◆ Exercise goal:
"first" appears on some lines of the data below. Pick out each of those lines and copy it.

◆ Dataset excerpts:
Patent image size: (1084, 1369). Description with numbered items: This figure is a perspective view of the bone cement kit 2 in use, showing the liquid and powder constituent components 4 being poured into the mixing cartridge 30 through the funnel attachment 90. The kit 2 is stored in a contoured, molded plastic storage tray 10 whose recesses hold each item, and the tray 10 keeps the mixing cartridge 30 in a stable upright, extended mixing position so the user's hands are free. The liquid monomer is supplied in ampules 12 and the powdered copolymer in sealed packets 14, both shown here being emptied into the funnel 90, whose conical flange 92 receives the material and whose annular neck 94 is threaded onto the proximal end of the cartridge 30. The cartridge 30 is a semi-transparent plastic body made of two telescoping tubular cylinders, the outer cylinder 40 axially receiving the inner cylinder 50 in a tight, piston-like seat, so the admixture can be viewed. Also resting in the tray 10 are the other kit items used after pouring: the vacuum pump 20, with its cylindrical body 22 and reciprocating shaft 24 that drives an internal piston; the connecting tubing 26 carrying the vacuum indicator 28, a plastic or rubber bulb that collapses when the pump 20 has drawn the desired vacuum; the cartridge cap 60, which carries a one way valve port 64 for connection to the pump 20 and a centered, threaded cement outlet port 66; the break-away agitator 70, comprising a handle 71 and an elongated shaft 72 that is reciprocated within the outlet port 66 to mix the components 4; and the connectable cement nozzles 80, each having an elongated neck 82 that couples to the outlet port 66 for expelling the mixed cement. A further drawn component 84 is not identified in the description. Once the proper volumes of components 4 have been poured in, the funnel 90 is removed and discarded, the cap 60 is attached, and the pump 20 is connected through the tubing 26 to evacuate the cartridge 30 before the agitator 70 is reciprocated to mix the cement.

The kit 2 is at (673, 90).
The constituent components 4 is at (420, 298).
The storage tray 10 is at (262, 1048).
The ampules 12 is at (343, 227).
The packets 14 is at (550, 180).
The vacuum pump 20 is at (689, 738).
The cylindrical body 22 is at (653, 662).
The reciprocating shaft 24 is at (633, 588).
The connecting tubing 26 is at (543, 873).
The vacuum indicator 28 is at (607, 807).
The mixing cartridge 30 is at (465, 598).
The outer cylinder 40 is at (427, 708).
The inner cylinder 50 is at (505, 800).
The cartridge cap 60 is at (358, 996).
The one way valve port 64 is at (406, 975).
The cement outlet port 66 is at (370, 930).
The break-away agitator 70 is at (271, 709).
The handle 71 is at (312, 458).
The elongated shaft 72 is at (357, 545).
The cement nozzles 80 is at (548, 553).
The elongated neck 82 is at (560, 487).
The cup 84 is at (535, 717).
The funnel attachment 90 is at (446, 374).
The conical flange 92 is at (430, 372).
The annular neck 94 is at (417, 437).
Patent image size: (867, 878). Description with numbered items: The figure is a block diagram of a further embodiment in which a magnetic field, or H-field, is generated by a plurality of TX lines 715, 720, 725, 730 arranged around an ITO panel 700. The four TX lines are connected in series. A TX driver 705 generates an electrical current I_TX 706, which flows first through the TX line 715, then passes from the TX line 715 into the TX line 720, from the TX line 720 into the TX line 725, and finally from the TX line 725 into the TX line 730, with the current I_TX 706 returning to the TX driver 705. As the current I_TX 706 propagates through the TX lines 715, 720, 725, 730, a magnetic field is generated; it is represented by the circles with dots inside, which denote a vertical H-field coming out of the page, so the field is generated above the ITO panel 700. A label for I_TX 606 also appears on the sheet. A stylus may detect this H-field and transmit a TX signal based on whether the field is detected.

◆ Answer to the task:
Patent image size: (867, 878). Description with numbered items: The figure is a block diagram of a further embodiment in which a magnetic field, or H-field, is generated by a plurality of TX lines 715, 720, 725, 730 arranged around an ITO panel 700. The four TX lines are connected in series. A TX driver 705 generates an electrical current I_TX 706, which flows first through the TX line 715, then passes from the TX line 715 into the TX line 720, from the TX line 720 into the TX line 725, and finally from the TX line 725 into the TX line 730, with the current I_TX 706 returning to the TX driver 705. As the current I_TX 706 propagates through the TX lines 715, 720, 725, 730, a magnetic field is generated; it is represented by the circles with dots inside, which denote a vertical H-field coming out of the page, so the field is generated above the ITO panel 700. A label for I_TX 606 also appears on the sheet. A stylus may detect this H-field and transmit a TX signal based on whether the field is detected.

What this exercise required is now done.